The core of this mutation was the deep-seated hatred of the individual – her free development and initiative. Faced with European capitalism, in its vulgarized disguise of individual freedom the reformers, who had taken up the task of reviving the Indian culture by going back to the Vedic sources, were united in there contempt for the individual. They found in the Varna system the solution to the modern problems of nations. Caste does not necessarily have to be based on heredity but the proper division of labour and social activity based on natural hierarchies which was necessitated by the needs of social organization. Caste with natural leadership of Brahmans, was no longer justified by the metaphysics of religion became the outcome of the theology of social sciences, its theory of race, competition, gender superiority and survival of the fittest. Its aim was to serve the New God of “national interest”.

In search of this nation Brahmanism morphed into Hindutva. This new outward expression of the lust for power also explicitly presented itself as a political project and not a religious movement. Within the Hindi, Hindu, Hindustan that is to bring glory to the nation state, the Hindu is a casteist structure. This was novel. The Hindu identity for a political project was necessitated by two factors. First, the apparent feebleness of the social unity – togetherness and second, the essential principle of nationhood – unity through separation.

Savarkar understood this principle well – “nothing can weld peoples into a nation and nations into a state as the pressure of a common foe. Hatred separates as well as unites.” A nation is that artificial and arbitrary unit of territory and subjects that a political power has acquired for controlling and fleecing. It destroys the natural love and association with the place of birth and our immediate communities through its industrialization and directs that human feeling towards the worship of this abstraction, its symbols and submission to its policies. This form of rulership finds its fullest expression in Totalitarianism of Nazism, Bolshevism or Brahmanism.

The national identity of Hindu provided the aspect of togetherness through idea of blood, culture and language, modification of Shudhi, etc. and its separation through the idea of the Muslim. Whether the state takes refuge in the ideology and shape of Hindutva or secular nationalism – two face of the same coin, its true nature remains the same, that of attuning all human expressions to the beat of this soulless political machine in the name of “national interest”. This technical term does not include the interests of the population – free and quality education and health care, well paid jobs or free or cheap housing for all, it means the interest of the market, the interest of the war machine that is the life blood of the state – its defense from other competing states, its source of expansion outside and control within.

────

What the task asks.
Please answer these questions about the passage on Hindutva, one per line and numbered the same way:
1. What did the reformers find in the Varna system?
2. What two factors necessitated the Hindu identity for a political project?
3. In which three forms of Totalitarianism does the form of rulership described find its fullest expression?
You can set the data aside; none of it is needed.

Dataset records
────

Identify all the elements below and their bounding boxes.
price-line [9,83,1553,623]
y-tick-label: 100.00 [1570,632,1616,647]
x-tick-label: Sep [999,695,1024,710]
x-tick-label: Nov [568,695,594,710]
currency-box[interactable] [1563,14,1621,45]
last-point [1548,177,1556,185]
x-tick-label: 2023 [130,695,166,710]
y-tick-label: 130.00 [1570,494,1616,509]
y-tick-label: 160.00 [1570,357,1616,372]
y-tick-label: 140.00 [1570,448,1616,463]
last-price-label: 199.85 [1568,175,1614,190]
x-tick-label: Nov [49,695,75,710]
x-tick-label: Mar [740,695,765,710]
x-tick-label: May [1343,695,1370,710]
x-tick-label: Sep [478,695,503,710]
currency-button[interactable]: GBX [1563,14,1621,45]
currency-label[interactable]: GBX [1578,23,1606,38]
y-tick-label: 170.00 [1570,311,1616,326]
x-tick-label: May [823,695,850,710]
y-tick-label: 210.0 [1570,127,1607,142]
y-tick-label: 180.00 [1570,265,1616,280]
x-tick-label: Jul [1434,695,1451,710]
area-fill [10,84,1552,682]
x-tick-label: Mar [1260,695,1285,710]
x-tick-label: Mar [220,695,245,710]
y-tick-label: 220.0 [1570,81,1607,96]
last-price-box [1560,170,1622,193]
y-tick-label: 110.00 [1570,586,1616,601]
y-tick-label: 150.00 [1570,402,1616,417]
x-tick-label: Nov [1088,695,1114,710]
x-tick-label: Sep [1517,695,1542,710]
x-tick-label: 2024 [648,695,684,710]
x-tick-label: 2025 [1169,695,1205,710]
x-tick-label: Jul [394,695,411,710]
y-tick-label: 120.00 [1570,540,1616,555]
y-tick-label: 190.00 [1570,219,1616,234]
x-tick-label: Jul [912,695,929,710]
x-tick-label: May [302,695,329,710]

────

Task result.
1. The solution to the modern problems of nations.
2. The apparent feebleness of the social unity (togetherness) and the essential principle of nationhood (unity through separation).
3. Nazism, Bolshevism and Brahmanism.